Count how many lines hold the string "Побитовое", and give only that number.

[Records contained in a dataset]
§ §

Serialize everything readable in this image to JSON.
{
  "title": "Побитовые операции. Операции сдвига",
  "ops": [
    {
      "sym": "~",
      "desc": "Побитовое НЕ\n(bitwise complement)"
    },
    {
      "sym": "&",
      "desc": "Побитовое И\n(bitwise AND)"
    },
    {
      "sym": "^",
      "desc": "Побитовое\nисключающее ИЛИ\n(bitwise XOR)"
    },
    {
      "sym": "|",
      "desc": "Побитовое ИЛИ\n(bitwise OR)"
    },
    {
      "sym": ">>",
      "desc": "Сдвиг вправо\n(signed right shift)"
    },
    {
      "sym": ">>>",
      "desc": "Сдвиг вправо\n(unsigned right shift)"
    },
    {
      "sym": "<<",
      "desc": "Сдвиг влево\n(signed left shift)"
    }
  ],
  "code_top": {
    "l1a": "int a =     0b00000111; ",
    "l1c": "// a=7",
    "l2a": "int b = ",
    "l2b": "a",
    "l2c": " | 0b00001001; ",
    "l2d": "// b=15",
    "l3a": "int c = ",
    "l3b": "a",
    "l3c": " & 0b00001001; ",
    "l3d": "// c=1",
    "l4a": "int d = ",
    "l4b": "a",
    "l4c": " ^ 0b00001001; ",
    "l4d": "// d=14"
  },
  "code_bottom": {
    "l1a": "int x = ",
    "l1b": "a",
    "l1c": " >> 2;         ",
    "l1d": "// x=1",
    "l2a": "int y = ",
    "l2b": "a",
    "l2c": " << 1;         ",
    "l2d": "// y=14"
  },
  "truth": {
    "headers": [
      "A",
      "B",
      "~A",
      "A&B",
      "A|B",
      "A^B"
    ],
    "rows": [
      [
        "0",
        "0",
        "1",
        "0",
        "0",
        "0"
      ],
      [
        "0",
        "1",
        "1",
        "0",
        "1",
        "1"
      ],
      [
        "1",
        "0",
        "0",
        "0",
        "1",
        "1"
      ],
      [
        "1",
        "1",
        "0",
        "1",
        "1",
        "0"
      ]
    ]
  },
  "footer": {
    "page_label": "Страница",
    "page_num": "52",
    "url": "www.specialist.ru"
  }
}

§ §

Solution:
4